Stored data entries:
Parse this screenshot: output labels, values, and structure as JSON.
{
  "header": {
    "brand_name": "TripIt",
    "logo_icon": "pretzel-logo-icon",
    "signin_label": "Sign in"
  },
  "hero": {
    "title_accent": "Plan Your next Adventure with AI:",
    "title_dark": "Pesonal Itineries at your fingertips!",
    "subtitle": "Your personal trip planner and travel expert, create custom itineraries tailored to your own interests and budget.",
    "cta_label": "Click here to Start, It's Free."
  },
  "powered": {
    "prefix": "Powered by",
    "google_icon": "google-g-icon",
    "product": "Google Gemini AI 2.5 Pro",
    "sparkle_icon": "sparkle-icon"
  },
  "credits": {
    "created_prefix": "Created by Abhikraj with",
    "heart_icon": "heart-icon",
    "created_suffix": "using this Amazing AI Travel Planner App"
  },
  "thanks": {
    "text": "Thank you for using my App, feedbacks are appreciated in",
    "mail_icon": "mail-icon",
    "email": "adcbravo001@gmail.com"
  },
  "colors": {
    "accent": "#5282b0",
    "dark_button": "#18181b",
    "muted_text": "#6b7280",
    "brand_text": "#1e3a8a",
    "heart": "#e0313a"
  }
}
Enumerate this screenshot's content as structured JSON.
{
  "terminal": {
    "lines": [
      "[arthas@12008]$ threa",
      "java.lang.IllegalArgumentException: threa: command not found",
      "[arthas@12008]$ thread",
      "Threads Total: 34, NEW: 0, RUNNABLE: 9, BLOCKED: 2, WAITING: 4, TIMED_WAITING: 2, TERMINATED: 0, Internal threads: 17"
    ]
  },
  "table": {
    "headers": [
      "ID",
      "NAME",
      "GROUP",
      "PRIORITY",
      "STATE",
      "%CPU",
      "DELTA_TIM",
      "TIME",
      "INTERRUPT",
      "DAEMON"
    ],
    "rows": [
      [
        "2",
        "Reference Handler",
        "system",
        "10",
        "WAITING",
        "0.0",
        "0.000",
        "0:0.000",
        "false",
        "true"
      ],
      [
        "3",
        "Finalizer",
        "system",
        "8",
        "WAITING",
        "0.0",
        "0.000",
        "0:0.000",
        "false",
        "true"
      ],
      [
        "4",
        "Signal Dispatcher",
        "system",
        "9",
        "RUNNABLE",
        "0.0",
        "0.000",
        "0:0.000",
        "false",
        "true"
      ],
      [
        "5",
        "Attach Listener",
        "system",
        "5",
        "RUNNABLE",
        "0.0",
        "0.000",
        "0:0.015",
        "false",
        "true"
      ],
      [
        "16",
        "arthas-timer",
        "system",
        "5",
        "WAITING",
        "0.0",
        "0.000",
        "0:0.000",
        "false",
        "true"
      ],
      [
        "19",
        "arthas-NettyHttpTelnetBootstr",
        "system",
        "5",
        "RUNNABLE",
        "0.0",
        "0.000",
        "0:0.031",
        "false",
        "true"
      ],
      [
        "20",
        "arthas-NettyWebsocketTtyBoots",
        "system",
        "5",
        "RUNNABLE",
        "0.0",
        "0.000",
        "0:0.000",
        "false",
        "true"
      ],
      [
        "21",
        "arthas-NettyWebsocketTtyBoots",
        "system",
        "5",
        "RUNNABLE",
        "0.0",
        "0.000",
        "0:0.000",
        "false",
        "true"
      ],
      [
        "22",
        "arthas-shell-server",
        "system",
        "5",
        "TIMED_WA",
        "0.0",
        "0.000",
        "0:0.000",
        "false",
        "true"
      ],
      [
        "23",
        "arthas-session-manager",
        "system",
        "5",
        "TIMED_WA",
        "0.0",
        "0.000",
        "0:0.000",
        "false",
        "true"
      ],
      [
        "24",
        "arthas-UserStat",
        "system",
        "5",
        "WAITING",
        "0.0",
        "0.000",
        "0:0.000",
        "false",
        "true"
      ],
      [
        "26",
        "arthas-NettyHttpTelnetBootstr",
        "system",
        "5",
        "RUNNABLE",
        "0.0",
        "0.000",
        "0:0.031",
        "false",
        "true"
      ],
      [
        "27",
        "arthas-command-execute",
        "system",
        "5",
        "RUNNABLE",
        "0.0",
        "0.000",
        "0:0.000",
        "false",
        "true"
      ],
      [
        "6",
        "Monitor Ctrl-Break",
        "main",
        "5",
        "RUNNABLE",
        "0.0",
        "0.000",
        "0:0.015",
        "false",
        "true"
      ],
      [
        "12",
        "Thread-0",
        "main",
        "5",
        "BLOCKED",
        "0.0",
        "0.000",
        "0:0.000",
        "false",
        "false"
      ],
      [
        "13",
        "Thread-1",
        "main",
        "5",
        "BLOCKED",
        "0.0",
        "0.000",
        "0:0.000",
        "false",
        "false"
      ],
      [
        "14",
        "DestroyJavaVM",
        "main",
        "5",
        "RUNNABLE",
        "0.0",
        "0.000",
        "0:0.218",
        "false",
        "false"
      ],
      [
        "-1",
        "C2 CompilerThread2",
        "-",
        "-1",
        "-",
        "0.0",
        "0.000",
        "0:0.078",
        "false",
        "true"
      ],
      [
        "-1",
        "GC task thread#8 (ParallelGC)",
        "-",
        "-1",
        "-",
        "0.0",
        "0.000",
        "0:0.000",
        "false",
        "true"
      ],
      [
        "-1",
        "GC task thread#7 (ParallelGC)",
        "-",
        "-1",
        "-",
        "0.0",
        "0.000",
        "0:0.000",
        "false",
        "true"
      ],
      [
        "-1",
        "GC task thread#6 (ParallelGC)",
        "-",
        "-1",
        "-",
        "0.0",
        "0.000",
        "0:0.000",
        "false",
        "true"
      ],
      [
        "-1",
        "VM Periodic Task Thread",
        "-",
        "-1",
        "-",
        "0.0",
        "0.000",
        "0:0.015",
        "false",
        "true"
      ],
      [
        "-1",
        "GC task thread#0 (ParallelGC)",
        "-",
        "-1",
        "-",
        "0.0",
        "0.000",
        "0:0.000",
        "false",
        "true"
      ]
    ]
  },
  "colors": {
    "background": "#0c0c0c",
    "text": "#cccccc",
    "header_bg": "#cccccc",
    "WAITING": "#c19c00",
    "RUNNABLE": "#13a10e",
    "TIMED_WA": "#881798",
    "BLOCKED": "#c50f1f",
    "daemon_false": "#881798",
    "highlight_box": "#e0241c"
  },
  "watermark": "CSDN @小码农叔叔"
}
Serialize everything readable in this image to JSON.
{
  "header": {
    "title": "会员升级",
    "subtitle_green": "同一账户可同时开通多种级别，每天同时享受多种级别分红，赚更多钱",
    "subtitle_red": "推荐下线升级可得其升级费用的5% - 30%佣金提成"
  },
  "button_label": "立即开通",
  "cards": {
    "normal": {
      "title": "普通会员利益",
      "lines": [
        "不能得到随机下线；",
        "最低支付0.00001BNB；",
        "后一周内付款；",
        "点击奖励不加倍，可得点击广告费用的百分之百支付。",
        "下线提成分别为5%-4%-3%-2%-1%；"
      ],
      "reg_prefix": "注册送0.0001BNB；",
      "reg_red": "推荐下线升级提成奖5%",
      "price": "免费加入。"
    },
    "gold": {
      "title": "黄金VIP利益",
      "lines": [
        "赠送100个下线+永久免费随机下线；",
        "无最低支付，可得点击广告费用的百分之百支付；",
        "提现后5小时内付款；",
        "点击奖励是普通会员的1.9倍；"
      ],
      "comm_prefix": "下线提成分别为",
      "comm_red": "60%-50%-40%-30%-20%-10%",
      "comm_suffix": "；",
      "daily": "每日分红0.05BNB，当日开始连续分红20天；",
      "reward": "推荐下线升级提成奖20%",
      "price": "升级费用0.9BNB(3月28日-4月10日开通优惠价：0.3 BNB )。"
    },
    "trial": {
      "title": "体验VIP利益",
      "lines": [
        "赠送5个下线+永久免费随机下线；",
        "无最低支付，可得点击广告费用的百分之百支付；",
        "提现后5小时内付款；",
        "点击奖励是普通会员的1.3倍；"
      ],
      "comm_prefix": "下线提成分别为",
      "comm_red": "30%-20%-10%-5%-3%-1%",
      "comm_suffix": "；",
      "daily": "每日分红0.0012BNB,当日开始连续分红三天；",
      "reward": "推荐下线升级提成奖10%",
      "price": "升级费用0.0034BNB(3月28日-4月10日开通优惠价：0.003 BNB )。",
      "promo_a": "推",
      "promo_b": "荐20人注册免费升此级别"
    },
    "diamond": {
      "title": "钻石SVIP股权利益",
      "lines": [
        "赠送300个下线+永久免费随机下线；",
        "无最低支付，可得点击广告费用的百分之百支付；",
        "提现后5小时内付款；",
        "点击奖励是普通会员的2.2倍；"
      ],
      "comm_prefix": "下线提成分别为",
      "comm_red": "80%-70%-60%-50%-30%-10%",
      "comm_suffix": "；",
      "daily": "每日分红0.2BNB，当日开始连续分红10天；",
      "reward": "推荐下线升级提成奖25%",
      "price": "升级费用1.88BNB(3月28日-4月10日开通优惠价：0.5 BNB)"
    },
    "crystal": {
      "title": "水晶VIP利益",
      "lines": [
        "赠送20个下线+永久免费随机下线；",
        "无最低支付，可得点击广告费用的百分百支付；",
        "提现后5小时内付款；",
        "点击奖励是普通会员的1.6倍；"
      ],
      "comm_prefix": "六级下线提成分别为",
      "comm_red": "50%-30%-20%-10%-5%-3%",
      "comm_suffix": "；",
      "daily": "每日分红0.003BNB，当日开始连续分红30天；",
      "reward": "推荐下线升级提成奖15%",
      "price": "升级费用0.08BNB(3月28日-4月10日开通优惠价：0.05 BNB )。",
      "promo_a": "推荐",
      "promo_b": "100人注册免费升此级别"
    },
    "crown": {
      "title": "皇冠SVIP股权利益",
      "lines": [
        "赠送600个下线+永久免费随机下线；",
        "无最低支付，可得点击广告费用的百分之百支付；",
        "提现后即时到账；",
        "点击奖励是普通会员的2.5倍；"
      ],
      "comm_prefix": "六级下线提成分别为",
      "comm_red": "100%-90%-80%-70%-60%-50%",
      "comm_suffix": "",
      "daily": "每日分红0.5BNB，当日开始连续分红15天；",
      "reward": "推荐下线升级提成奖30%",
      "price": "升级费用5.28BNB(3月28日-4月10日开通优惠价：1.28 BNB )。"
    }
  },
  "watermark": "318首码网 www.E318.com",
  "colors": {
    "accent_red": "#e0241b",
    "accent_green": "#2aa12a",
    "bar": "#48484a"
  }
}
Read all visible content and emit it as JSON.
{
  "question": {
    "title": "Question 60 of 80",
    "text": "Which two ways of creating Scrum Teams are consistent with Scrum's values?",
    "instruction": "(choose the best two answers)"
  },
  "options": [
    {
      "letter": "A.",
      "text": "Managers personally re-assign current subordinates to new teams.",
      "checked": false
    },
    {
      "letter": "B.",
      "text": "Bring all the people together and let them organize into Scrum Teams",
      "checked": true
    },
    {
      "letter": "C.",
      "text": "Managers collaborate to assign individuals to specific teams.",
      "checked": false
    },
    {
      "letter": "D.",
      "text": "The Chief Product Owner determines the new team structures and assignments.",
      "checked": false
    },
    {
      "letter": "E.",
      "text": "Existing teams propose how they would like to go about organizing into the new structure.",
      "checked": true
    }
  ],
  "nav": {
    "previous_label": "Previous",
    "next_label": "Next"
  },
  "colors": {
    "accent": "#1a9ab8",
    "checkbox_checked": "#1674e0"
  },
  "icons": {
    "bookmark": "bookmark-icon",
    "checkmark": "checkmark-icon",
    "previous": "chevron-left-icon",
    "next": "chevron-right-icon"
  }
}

The problem: Select, from the listing, all lines that include the word "content".

Result below:
Enumerate this screenshot's content as structured JSON.
Read all visible content and emit it as JSON.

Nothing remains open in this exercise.